> **What to produce**
Go through the lines below. Copy those with "ایسنا".

(Data listing)
────────────────────────────────────────

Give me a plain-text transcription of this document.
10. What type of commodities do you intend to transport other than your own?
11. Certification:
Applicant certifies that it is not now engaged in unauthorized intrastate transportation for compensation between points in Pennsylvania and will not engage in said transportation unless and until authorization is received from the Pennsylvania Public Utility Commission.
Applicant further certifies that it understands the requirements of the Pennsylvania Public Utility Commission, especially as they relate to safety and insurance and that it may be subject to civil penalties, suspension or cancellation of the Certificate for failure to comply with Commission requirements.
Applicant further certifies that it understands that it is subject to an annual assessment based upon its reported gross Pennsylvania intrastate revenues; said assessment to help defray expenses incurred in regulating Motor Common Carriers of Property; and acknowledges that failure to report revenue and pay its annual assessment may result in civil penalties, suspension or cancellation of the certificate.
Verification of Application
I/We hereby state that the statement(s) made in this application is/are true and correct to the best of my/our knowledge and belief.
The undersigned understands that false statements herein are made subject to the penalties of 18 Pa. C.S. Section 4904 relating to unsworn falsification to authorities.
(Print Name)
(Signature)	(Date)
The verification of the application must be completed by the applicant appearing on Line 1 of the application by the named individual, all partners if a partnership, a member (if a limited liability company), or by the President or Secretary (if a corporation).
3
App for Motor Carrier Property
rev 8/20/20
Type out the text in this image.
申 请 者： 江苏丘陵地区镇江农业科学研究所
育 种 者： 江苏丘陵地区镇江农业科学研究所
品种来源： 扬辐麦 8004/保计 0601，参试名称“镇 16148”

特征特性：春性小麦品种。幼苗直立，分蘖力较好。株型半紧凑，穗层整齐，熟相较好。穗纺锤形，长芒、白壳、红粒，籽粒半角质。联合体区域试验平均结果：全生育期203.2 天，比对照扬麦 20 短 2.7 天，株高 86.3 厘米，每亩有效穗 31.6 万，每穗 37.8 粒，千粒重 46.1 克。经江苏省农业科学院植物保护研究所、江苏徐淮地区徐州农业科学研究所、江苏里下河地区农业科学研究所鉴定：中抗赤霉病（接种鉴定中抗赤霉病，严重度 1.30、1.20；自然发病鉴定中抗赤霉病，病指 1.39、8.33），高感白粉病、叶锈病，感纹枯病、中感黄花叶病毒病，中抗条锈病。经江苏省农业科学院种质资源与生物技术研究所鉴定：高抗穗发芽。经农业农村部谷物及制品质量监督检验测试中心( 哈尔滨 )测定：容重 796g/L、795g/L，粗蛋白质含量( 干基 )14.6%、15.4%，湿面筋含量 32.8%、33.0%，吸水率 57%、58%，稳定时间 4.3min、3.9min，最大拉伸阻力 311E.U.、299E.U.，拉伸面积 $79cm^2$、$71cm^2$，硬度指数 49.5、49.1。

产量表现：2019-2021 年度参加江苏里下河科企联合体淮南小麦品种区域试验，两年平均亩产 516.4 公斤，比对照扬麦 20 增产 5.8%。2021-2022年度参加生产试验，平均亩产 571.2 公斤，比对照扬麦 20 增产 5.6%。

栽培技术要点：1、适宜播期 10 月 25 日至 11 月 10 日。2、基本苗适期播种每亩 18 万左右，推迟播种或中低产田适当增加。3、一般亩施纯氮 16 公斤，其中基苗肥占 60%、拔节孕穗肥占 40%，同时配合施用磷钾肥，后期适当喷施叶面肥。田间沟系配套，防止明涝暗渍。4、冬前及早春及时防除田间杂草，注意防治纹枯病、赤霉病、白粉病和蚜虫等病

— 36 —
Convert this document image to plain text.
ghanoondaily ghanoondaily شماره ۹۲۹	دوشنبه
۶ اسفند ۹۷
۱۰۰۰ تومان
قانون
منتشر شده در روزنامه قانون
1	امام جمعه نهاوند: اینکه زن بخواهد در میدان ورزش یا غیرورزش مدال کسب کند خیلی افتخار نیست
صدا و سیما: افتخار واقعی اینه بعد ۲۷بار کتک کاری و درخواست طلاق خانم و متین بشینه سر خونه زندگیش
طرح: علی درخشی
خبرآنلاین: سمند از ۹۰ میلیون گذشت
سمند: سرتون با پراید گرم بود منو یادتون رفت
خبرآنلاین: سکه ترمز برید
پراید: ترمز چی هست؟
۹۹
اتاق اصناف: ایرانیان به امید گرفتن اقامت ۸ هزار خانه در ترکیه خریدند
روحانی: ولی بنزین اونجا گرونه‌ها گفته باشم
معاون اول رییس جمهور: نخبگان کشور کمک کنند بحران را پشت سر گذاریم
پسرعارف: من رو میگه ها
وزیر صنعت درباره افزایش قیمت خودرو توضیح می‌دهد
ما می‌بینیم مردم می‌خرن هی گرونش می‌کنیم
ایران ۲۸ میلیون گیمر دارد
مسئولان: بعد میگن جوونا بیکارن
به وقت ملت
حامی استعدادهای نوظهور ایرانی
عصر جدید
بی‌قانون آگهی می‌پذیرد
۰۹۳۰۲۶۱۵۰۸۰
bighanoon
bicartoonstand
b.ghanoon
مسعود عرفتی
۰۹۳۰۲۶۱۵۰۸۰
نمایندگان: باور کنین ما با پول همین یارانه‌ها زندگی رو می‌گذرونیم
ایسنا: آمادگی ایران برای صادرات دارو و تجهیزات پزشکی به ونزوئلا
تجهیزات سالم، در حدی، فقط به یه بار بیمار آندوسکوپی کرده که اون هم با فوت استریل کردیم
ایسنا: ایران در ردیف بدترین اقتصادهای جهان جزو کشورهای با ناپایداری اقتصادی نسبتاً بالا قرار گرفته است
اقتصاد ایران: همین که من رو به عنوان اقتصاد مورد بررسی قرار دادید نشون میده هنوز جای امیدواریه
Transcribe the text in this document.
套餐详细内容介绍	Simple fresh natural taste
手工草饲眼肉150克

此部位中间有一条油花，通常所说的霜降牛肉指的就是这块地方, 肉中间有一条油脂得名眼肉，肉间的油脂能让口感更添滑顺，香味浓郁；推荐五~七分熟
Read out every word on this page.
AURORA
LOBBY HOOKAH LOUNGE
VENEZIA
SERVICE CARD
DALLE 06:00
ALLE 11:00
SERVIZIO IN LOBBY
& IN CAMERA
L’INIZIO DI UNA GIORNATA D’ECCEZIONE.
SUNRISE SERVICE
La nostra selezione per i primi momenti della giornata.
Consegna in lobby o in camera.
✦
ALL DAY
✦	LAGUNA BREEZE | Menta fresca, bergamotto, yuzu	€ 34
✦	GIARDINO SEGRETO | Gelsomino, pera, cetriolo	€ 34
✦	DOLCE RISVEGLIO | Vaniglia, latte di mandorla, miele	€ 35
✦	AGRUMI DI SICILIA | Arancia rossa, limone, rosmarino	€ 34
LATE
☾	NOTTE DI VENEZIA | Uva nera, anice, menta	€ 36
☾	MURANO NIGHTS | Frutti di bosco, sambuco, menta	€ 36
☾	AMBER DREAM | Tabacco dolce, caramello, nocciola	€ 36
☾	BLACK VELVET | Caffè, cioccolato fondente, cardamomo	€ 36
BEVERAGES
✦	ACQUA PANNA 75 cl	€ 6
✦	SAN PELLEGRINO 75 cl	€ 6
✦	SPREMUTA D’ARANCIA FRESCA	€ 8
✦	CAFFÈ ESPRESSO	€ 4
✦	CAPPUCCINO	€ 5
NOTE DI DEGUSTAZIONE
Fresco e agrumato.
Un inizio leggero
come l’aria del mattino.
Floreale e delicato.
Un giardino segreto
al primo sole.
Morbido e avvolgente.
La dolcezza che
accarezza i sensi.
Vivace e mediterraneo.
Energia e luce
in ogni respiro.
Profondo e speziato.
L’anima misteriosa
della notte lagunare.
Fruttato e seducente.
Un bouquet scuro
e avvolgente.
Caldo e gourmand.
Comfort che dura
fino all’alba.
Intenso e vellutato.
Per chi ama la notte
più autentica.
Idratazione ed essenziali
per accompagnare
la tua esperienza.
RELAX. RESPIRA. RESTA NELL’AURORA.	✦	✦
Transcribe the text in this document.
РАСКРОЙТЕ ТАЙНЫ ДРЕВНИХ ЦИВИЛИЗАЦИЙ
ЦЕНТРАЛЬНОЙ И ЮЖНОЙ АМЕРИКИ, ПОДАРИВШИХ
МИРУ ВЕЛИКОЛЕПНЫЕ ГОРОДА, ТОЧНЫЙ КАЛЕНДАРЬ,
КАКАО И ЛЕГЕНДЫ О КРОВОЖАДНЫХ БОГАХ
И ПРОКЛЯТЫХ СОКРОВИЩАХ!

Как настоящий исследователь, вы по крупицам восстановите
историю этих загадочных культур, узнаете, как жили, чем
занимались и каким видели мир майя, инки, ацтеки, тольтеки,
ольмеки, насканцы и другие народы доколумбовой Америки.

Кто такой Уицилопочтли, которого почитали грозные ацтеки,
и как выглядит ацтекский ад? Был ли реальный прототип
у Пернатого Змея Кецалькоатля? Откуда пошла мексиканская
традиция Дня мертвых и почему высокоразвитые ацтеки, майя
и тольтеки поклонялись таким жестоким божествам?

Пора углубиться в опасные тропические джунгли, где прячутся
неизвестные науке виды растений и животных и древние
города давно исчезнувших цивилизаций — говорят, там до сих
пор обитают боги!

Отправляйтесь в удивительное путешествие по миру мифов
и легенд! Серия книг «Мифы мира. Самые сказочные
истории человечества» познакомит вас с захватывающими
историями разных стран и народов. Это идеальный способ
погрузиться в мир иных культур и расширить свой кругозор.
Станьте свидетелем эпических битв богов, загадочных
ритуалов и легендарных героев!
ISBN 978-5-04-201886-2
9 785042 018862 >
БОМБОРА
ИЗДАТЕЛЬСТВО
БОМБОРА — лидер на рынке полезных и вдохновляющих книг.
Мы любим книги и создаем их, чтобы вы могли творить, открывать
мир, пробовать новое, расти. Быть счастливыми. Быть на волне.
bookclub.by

────────────────────────────────────────

> **Task solution**
ایسنا: آمادگی ایران برای صادرات دارو و تجهیزات پزشکی به ونزوئلا
ایسنا: ایران در ردیف بدترین اقتصادهای جهان جزو کشورهای با ناپایداری اقتصادی نسبتاً بالا قرار گرفته است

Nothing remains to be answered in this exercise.